[Stored items from a collection]
◇ ◇ ◇ ◇

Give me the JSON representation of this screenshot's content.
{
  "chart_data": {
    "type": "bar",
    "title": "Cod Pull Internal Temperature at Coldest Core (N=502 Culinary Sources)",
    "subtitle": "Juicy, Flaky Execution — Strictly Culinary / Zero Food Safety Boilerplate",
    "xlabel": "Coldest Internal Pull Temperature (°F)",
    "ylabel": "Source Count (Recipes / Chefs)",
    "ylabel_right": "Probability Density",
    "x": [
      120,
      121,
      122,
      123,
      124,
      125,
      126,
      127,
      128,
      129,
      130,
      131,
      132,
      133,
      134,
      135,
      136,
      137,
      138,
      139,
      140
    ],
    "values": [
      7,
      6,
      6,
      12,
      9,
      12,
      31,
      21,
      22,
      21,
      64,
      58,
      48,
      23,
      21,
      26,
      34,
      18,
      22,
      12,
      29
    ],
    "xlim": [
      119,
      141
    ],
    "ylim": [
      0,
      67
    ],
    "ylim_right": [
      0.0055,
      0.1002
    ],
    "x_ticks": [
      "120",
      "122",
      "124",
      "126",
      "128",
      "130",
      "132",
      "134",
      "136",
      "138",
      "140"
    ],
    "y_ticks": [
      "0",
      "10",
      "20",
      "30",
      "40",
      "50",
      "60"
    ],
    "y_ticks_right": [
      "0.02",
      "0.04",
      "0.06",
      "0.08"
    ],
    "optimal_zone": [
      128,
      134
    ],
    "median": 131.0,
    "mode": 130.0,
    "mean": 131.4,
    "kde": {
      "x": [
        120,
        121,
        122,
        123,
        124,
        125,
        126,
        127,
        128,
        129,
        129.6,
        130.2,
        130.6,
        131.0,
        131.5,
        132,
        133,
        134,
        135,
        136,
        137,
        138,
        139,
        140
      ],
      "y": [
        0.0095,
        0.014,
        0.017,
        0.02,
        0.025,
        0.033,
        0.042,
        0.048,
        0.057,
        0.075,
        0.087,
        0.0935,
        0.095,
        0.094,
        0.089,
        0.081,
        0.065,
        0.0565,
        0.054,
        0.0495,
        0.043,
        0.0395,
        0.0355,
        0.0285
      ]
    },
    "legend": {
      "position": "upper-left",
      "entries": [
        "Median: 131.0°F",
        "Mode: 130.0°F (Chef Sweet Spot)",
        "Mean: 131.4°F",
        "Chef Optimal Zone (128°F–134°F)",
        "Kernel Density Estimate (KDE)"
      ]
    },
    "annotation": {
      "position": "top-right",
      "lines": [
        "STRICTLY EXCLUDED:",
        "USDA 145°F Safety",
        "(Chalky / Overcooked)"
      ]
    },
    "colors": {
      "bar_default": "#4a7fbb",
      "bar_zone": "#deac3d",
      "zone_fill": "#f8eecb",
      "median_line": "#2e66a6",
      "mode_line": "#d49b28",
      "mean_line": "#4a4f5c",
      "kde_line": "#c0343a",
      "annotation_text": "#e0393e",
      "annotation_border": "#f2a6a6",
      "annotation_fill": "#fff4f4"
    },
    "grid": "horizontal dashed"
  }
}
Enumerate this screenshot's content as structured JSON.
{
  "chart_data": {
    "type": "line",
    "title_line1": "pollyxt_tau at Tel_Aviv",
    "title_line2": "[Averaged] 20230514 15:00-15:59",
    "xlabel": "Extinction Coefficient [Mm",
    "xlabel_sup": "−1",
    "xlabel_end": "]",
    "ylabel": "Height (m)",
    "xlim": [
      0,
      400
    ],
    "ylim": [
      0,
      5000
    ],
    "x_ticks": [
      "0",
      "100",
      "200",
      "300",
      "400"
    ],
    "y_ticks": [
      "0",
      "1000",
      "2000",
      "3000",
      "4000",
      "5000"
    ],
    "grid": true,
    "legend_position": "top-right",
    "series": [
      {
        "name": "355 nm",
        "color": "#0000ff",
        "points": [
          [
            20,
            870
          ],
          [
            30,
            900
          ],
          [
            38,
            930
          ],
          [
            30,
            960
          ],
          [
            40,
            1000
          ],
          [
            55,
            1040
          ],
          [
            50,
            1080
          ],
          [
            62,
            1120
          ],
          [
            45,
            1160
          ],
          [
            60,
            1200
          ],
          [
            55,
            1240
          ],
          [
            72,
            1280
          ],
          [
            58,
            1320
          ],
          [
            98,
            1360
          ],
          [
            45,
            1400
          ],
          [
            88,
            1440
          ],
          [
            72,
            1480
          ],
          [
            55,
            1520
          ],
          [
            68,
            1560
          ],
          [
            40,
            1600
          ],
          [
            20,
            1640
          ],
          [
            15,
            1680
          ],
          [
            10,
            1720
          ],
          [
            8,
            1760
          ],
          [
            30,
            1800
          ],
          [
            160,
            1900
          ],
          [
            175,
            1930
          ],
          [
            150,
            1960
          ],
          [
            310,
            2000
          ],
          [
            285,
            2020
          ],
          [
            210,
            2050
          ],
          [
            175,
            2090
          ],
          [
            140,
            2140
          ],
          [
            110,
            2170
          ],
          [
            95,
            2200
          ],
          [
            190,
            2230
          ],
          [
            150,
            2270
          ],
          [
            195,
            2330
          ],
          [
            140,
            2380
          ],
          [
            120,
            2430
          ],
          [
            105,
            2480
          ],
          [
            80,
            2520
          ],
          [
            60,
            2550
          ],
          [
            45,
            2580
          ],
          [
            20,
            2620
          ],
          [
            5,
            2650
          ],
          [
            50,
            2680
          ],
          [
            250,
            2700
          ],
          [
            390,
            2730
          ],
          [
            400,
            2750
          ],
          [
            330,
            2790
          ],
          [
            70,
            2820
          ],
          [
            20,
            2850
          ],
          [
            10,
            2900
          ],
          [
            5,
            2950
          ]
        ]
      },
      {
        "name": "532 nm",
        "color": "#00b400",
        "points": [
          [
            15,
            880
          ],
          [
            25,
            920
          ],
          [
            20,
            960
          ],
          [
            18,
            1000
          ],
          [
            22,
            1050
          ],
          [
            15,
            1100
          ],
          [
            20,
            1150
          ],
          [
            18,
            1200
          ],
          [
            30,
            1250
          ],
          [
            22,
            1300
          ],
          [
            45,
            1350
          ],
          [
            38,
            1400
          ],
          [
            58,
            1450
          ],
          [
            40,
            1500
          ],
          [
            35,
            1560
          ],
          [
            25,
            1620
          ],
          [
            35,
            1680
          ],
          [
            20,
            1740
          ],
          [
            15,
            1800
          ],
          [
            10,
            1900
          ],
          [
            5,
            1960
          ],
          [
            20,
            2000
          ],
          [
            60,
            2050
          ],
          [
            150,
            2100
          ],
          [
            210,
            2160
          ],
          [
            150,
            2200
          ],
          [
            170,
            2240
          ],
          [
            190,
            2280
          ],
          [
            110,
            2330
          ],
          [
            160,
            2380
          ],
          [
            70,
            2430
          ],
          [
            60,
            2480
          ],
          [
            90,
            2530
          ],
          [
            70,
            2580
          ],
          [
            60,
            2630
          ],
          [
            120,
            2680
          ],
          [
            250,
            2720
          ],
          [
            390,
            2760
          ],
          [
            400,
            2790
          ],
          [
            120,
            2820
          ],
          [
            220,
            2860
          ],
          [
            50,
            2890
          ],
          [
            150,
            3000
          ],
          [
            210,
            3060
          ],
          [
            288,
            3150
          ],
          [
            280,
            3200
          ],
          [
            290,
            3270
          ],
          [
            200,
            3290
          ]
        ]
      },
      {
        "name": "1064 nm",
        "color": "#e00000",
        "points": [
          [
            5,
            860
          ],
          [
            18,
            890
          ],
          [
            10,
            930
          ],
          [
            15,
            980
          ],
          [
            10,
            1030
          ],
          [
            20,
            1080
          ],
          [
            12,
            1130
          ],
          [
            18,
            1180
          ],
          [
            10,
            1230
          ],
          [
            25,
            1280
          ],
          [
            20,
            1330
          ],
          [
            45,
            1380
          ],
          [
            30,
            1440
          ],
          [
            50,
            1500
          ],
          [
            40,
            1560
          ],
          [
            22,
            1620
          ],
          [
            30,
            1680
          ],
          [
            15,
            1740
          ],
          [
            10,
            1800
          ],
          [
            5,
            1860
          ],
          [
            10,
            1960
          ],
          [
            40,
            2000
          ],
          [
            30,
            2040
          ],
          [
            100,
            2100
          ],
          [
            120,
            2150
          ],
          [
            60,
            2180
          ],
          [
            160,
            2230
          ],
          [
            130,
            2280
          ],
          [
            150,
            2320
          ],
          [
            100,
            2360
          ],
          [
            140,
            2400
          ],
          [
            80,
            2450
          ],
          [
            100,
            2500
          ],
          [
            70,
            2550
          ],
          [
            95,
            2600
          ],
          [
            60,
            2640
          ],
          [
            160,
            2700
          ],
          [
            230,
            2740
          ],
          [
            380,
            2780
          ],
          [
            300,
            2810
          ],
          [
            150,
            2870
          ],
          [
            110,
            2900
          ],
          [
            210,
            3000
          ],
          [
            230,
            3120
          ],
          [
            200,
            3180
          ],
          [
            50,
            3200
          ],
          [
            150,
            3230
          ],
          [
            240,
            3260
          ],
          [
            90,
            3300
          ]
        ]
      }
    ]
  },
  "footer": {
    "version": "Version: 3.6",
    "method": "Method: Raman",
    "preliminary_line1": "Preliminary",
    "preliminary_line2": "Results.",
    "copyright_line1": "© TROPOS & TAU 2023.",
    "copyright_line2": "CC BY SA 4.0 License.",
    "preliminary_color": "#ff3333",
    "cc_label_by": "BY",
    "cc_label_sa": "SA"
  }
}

◇ ◇ ◇ ◇

STATED PROBLEM ▸
Extract each line from the listing that holds the word "Internal".

EXPECTED ANSWER ▸
    "title": "Cod Pull Internal Temperature at Coldest Core (N=502 Culinary Sources)",
    "xlabel": "Coldest Internal Pull Temperature (°F)",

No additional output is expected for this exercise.